## INSTRUCTIONS TO FOLLOW
Output every record word for word.

=====

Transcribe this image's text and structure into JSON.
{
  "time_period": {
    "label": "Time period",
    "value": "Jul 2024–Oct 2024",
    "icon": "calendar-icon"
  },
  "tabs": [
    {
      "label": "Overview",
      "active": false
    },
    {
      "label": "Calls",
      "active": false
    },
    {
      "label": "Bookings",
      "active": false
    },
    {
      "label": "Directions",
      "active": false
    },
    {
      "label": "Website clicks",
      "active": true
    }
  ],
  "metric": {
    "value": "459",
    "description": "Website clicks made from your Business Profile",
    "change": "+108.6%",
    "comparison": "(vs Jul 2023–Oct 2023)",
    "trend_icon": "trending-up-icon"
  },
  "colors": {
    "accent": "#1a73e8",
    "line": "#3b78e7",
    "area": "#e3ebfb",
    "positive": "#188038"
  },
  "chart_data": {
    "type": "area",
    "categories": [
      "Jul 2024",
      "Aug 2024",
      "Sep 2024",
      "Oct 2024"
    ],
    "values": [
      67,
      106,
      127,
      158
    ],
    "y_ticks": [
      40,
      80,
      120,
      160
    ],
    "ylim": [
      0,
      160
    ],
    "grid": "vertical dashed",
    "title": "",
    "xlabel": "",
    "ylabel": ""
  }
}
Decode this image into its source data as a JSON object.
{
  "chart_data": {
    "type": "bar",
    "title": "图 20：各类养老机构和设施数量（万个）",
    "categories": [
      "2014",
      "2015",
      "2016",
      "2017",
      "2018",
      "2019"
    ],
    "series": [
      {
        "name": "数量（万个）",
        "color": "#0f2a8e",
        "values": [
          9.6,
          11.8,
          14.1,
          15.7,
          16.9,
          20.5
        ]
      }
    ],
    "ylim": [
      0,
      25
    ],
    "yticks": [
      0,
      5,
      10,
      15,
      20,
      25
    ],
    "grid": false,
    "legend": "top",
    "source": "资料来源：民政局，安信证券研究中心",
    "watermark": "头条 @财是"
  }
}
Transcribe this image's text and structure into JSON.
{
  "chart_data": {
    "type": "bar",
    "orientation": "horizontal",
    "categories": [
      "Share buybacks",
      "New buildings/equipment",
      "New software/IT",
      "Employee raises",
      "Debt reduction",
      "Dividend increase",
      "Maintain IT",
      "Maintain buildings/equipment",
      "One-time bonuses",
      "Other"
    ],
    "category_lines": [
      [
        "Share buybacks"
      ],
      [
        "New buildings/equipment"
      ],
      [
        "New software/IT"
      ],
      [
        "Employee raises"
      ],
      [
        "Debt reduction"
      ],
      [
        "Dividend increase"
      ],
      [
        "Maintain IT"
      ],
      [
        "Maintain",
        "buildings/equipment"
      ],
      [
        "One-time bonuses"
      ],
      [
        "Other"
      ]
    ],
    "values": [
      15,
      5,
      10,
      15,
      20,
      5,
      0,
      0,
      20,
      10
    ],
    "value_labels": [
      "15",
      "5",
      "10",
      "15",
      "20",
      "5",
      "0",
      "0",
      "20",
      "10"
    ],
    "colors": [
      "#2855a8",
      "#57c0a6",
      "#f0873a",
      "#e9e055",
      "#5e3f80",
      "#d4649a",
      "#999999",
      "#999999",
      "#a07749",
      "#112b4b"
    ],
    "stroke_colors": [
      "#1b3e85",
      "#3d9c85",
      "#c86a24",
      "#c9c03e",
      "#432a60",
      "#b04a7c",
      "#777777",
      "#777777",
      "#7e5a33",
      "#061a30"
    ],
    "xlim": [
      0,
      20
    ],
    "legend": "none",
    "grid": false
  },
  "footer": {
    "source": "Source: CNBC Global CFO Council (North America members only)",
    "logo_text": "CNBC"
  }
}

=====

## OUTPUT BELOW
Transcribe this image's text and structure into JSON.
{
  "time_period": {
    "label": "Time period",
    "value": "Jul 2024–Oct 2024",
    "icon": "calendar-icon"
  },
  "tabs": [
    {
      "label": "Overview",
      "active": false
    },
    {
      "label": "Calls",
      "active": false
    },
    {
      "label": "Bookings",
      "active": false
    },
    {
      "label": "Directions",
      "active": false
    },
    {
      "label": "Website clicks",
      "active": true
    }
  ],
  "metric": {
    "value": "459",
    "description": "Website clicks made from your Business Profile",
    "change": "+108.6%",
    "comparison": "(vs Jul 2023–Oct 2023)",
    "trend_icon": "trending-up-icon"
  },
  "colors": {
    "accent": "#1a73e8",
    "line": "#3b78e7",
    "area": "#e3ebfb",
    "positive": "#188038"
  },
  "chart_data": {
    "type": "area",
    "categories": [
      "Jul 2024",
      "Aug 2024",
      "Sep 2024",
      "Oct 2024"
    ],
    "values": [
      67,
      106,
      127,
      158
    ],
    "y_ticks": [
      40,
      80,
      120,
      160
    ],
    "ylim": [
      0,
      160
    ],
    "grid": "vertical dashed",
    "title": "",
    "xlabel": "",
    "ylabel": ""
  }
}
Decode this image into its source data as a JSON object.
{
  "chart_data": {
    "type": "bar",
    "title": "图 20：各类养老机构和设施数量（万个）",
    "categories": [
      "2014",
      "2015",
      "2016",
      "2017",
      "2018",
      "2019"
    ],
    "series": [
      {
        "name": "数量（万个）",
        "color": "#0f2a8e",
        "values": [
          9.6,
          11.8,
          14.1,
          15.7,
          16.9,
          20.5
        ]
      }
    ],
    "ylim": [
      0,
      25
    ],
    "yticks": [
      0,
      5,
      10,
      15,
      20,
      25
    ],
    "grid": false,
    "legend": "top",
    "source": "资料来源：民政局，安信证券研究中心",
    "watermark": "头条 @财是"
  }
}
Transcribe this image's text and structure into JSON.
{
  "chart_data": {
    "type": "bar",
    "orientation": "horizontal",
    "categories": [
      "Share buybacks",
      "New buildings/equipment",
      "New software/IT",
      "Employee raises",
      "Debt reduction",
      "Dividend increase",
      "Maintain IT",
      "Maintain buildings/equipment",
      "One-time bonuses",
      "Other"
    ],
    "category_lines": [
      [
        "Share buybacks"
      ],
      [
        "New buildings/equipment"
      ],
      [
        "New software/IT"
      ],
      [
        "Employee raises"
      ],
      [
        "Debt reduction"
      ],
      [
        "Dividend increase"
      ],
      [
        "Maintain IT"
      ],
      [
        "Maintain",
        "buildings/equipment"
      ],
      [
        "One-time bonuses"
      ],
      [
        "Other"
      ]
    ],
    "values": [
      15,
      5,
      10,
      15,
      20,
      5,
      0,
      0,
      20,
      10
    ],
    "value_labels": [
      "15",
      "5",
      "10",
      "15",
      "20",
      "5",
      "0",
      "0",
      "20",
      "10"
    ],
    "colors": [
      "#2855a8",
      "#57c0a6",
      "#f0873a",
      "#e9e055",
      "#5e3f80",
      "#d4649a",
      "#999999",
      "#999999",
      "#a07749",
      "#112b4b"
    ],
    "stroke_colors": [
      "#1b3e85",
      "#3d9c85",
      "#c86a24",
      "#c9c03e",
      "#432a60",
      "#b04a7c",
      "#777777",
      "#777777",
      "#7e5a33",
      "#061a30"
    ],
    "xlim": [
      0,
      20
    ],
    "legend": "none",
    "grid": false
  },
  "footer": {
    "source": "Source: CNBC Global CFO Council (North America members only)",
    "logo_text": "CNBC"
  }
}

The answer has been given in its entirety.